INSTRUCTIONS TO FOLLOW
Go through the listing beneath this task and return every line that carries the string "corpus".
══ DATASET RECORDS ══
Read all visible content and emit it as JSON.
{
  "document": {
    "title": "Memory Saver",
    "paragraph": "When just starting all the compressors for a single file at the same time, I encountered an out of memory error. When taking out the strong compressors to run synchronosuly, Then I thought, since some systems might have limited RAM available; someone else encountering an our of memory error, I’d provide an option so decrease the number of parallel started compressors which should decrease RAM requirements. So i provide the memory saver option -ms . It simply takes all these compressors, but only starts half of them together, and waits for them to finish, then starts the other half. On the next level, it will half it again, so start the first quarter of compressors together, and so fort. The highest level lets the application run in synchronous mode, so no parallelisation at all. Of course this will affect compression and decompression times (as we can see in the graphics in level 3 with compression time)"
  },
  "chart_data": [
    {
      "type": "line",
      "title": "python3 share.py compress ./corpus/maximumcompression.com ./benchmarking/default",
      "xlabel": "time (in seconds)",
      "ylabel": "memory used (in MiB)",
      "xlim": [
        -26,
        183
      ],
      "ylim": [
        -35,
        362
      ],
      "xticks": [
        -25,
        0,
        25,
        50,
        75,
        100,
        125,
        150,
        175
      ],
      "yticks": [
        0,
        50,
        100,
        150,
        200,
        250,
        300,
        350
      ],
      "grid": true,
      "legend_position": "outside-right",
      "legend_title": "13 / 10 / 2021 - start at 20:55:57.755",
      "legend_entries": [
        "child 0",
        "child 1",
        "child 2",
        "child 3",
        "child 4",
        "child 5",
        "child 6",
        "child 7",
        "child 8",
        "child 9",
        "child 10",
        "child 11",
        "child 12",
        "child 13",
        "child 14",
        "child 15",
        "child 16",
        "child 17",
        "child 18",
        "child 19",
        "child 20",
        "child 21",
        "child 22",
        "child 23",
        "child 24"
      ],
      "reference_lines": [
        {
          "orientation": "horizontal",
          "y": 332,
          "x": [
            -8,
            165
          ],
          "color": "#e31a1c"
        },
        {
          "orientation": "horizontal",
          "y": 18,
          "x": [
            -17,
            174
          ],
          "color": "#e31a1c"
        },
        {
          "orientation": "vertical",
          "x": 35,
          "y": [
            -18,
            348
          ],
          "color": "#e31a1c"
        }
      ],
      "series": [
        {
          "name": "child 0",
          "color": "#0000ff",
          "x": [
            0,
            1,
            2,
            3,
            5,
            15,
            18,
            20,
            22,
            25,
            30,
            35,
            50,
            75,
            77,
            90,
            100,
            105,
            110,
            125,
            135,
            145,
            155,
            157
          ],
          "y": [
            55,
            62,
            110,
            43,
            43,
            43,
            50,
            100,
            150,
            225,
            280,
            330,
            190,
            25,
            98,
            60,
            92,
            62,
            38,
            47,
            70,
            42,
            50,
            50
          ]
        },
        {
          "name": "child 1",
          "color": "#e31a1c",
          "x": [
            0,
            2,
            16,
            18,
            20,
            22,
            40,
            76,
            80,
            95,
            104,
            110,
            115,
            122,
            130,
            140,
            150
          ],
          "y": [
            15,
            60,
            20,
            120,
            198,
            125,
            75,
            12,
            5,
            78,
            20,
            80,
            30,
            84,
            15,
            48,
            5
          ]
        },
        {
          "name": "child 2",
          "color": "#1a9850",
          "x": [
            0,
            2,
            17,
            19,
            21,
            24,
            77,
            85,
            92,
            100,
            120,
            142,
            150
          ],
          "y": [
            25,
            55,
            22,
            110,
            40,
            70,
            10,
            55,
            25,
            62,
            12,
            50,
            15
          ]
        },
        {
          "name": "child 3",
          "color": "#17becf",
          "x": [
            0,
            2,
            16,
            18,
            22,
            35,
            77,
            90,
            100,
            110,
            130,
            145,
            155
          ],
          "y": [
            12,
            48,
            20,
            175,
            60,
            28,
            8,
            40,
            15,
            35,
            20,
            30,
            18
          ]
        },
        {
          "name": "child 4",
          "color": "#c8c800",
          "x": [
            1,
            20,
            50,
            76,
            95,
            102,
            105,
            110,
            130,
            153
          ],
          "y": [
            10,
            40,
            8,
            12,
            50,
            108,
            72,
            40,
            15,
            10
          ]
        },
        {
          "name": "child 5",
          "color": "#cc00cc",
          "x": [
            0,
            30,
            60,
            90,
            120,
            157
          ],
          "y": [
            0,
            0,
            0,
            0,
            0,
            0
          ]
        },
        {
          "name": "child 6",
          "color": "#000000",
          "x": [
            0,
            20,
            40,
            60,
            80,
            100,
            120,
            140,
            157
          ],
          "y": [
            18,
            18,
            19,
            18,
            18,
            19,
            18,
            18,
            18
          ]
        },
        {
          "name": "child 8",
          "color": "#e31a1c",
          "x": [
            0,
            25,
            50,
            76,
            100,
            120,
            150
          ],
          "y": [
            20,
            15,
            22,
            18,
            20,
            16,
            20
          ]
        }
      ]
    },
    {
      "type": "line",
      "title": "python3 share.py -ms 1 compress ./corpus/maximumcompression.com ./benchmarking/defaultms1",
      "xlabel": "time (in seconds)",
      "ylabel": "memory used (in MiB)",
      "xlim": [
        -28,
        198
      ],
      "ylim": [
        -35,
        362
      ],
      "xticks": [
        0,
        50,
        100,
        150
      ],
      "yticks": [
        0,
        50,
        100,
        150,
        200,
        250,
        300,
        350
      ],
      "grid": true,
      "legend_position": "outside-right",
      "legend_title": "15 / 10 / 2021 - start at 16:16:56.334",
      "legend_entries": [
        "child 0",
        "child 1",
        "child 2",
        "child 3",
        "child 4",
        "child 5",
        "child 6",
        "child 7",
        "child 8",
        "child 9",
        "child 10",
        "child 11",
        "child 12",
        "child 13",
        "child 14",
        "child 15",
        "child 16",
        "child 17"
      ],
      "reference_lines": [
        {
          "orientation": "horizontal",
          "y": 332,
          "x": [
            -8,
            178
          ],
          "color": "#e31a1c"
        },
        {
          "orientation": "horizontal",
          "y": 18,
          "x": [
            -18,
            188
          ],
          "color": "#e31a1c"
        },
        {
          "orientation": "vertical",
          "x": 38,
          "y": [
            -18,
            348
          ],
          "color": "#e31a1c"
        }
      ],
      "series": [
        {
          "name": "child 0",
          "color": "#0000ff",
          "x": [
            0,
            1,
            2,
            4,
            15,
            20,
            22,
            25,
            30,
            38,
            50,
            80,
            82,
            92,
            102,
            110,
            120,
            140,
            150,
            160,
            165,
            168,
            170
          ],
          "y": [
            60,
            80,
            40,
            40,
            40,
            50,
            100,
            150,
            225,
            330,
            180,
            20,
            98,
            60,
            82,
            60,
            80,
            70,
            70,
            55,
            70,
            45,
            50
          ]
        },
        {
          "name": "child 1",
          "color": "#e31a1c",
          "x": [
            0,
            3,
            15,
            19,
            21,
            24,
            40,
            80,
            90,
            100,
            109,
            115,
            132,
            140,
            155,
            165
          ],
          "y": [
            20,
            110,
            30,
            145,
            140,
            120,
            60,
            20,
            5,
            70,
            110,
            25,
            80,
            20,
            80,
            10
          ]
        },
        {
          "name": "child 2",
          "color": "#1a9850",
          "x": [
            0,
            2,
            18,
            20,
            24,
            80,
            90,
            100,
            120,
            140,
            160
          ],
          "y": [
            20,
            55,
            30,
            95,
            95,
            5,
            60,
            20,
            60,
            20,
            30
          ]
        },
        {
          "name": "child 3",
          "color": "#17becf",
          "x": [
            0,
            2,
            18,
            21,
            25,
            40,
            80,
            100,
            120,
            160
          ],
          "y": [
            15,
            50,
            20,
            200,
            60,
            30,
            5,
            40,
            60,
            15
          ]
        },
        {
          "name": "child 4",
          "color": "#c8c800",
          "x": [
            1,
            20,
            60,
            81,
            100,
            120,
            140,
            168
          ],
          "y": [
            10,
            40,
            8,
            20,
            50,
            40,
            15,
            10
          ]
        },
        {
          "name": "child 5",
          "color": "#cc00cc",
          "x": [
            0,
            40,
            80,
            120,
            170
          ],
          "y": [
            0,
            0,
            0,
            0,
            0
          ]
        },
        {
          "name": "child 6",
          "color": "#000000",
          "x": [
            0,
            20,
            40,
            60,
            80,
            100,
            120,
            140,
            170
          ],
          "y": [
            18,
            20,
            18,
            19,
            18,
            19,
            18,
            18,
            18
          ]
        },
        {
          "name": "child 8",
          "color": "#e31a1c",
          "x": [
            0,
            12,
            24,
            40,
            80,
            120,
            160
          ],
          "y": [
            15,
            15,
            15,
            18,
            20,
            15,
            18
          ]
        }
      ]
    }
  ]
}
═══
FULL OUTPUT
      "title": "python3 share.py compress ./corpus/maximumcompression.com ./benchmarking/default",
      "title": "python3 share.py -ms 1 compress ./corpus/maximumcompression.com ./benchmarking/defaultms1",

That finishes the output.